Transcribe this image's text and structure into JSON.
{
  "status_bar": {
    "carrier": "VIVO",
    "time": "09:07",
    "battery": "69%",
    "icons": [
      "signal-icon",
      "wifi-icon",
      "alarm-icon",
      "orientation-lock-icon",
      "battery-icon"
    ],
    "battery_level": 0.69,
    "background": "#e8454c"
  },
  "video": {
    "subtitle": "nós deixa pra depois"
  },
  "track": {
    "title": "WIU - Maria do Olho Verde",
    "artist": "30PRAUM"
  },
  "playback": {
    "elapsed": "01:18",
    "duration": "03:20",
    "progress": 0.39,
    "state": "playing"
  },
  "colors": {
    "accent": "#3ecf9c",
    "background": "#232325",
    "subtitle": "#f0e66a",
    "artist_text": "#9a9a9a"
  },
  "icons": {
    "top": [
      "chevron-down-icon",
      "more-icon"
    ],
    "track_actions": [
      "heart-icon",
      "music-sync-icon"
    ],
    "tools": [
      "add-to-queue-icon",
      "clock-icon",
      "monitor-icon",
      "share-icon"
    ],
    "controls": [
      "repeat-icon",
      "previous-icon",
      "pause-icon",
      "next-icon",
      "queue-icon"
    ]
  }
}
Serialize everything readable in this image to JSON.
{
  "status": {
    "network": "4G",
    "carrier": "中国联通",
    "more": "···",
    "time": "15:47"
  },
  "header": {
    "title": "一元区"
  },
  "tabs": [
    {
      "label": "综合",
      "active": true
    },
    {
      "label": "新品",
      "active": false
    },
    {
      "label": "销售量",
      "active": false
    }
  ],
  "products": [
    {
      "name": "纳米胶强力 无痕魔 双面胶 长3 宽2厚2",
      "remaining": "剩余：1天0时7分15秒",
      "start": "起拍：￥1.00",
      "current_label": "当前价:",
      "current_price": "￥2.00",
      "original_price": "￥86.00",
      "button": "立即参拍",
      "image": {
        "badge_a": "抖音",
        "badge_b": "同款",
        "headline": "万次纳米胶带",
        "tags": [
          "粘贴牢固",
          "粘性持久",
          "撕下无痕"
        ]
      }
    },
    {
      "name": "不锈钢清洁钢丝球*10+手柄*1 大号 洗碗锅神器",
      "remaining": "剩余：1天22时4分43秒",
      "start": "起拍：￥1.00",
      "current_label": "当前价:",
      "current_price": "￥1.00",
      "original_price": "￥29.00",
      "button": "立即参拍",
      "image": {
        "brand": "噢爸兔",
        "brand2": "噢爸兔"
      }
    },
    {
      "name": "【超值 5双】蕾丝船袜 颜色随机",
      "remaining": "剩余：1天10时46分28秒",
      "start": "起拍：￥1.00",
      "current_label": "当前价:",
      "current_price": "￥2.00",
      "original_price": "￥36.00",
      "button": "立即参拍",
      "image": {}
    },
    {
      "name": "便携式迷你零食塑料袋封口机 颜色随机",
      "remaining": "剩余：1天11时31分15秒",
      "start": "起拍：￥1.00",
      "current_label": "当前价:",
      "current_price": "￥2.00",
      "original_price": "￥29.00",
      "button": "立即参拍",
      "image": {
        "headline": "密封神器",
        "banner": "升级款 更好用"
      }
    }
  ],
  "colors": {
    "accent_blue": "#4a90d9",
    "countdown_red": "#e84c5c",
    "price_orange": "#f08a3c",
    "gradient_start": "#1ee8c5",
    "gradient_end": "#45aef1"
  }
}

++++

Can you give every line above again, exactly as written?

Transcribe this image's text and structure into JSON.
{
  "status_bar": {
    "carrier": "VIVO",
    "time": "09:07",
    "battery": "69%",
    "icons": [
      "signal-icon",
      "wifi-icon",
      "alarm-icon",
      "orientation-lock-icon",
      "battery-icon"
    ],
    "battery_level": 0.69,
    "background": "#e8454c"
  },
  "video": {
    "subtitle": "nós deixa pra depois"
  },
  "track": {
    "title": "WIU - Maria do Olho Verde",
    "artist": "30PRAUM"
  },
  "playback": {
    "elapsed": "01:18",
    "duration": "03:20",
    "progress": 0.39,
    "state": "playing"
  },
  "colors": {
    "accent": "#3ecf9c",
    "background": "#232325",
    "subtitle": "#f0e66a",
    "artist_text": "#9a9a9a"
  },
  "icons": {
    "top": [
      "chevron-down-icon",
      "more-icon"
    ],
    "track_actions": [
      "heart-icon",
      "music-sync-icon"
    ],
    "tools": [
      "add-to-queue-icon",
      "clock-icon",
      "monitor-icon",
      "share-icon"
    ],
    "controls": [
      "repeat-icon",
      "previous-icon",
      "pause-icon",
      "next-icon",
      "queue-icon"
    ]
  }
}
Serialize everything readable in this image to JSON.
{
  "status": {
    "network": "4G",
    "carrier": "中国联通",
    "more": "···",
    "time": "15:47"
  },
  "header": {
    "title": "一元区"
  },
  "tabs": [
    {
      "label": "综合",
      "active": true
    },
    {
      "label": "新品",
      "active": false
    },
    {
      "label": "销售量",
      "active": false
    }
  ],
  "products": [
    {
      "name": "纳米胶强力 无痕魔 双面胶 长3 宽2厚2",
      "remaining": "剩余：1天0时7分15秒",
      "start": "起拍：￥1.00",
      "current_label": "当前价:",
      "current_price": "￥2.00",
      "original_price": "￥86.00",
      "button": "立即参拍",
      "image": {
        "badge_a": "抖音",
        "badge_b": "同款",
        "headline": "万次纳米胶带",
        "tags": [
          "粘贴牢固",
          "粘性持久",
          "撕下无痕"
        ]
      }
    },
    {
      "name": "不锈钢清洁钢丝球*10+手柄*1 大号 洗碗锅神器",
      "remaining": "剩余：1天22时4分43秒",
      "start": "起拍：￥1.00",
      "current_label": "当前价:",
      "current_price": "￥1.00",
      "original_price": "￥29.00",
      "button": "立即参拍",
      "image": {
        "brand": "噢爸兔",
        "brand2": "噢爸兔"
      }
    },
    {
      "name": "【超值 5双】蕾丝船袜 颜色随机",
      "remaining": "剩余：1天10时46分28秒",
      "start": "起拍：￥1.00",
      "current_label": "当前价:",
      "current_price": "￥2.00",
      "original_price": "￥36.00",
      "button": "立即参拍",
      "image": {}
    },
    {
      "name": "便携式迷你零食塑料袋封口机 颜色随机",
      "remaining": "剩余：1天11时31分15秒",
      "start": "起拍：￥1.00",
      "current_label": "当前价:",
      "current_price": "￥2.00",
      "original_price": "￥29.00",
      "button": "立即参拍",
      "image": {
        "headline": "密封神器",
        "banner": "升级款 更好用"
      }
    }
  ],
  "colors": {
    "accent_blue": "#4a90d9",
    "countdown_red": "#e84c5c",
    "price_orange": "#f08a3c",
    "gradient_start": "#1ee8c5",
    "gradient_end": "#45aef1"
  }
}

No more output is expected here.